***** EXERCISE DATA

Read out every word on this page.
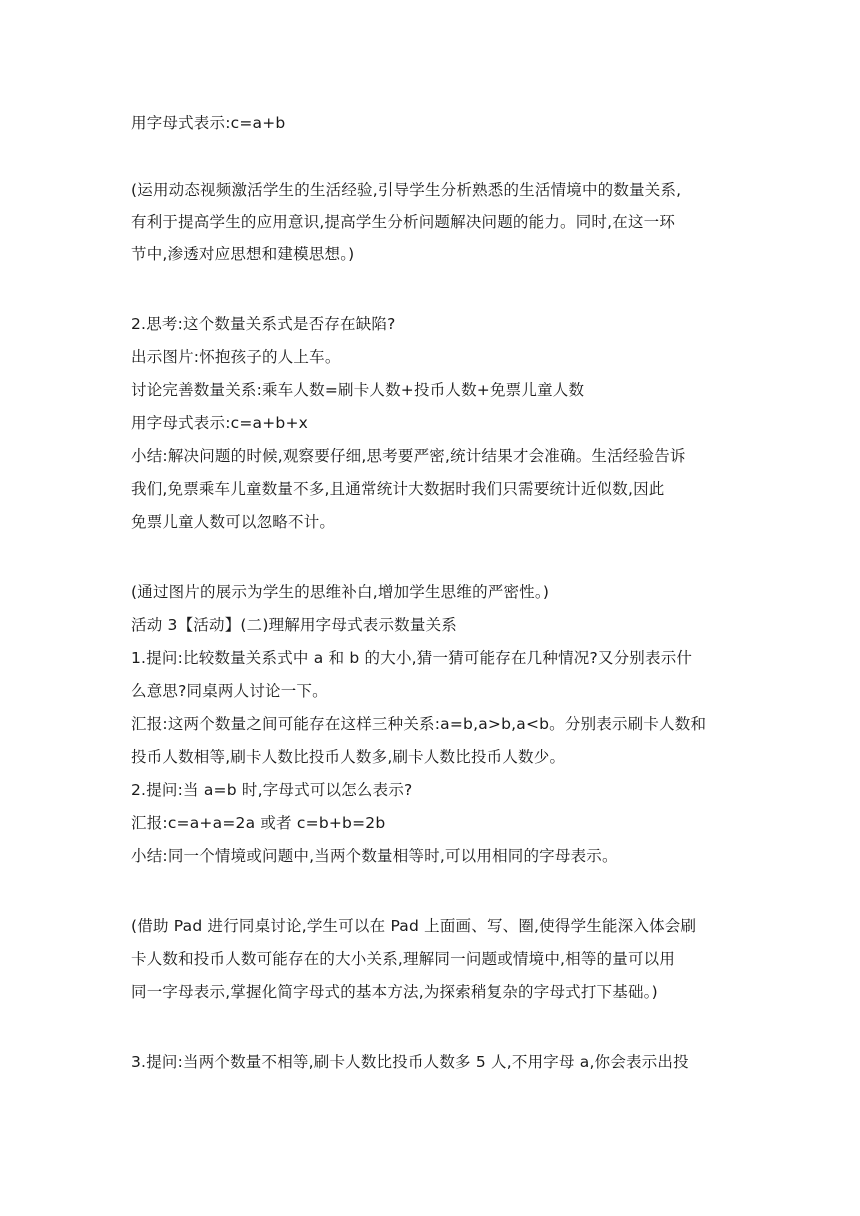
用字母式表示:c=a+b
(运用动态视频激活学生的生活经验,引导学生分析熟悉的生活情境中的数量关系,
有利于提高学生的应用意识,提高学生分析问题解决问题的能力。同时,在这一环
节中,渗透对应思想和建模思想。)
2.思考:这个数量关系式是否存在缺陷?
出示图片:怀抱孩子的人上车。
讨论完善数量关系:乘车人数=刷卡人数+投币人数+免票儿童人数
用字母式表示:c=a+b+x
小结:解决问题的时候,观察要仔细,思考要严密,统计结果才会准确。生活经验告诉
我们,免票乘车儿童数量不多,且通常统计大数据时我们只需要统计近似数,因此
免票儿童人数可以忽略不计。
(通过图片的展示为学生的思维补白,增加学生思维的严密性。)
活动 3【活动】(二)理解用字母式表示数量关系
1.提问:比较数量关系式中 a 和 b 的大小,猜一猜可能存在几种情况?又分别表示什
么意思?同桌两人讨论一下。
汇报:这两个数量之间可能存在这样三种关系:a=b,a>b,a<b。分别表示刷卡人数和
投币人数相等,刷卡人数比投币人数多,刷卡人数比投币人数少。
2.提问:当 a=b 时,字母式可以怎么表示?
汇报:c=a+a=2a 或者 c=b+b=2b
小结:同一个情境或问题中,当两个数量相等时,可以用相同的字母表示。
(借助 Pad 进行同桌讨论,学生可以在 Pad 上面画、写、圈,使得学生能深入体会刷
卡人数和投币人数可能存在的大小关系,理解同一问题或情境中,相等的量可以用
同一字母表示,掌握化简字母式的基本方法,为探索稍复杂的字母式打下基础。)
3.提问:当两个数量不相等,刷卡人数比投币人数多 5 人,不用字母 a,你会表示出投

**********
***** EXERCISE DATA

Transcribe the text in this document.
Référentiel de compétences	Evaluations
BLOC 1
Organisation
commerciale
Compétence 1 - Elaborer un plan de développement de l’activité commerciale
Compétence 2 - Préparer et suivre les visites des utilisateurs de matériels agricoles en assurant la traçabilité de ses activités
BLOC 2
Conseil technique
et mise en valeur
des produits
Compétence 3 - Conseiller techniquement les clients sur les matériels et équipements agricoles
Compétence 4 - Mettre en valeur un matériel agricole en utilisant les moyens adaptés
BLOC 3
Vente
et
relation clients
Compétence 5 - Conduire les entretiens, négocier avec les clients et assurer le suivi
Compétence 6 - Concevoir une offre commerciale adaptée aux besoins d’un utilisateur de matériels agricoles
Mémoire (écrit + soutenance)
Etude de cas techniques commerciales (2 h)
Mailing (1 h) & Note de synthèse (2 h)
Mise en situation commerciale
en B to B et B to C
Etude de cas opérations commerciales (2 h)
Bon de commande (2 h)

**********

• **WHAT TO WORK ON**
Looking at the records above, work out how many lines include the string "matériels". Give the number and nothing else.

• **WORKED SOLUTION**
3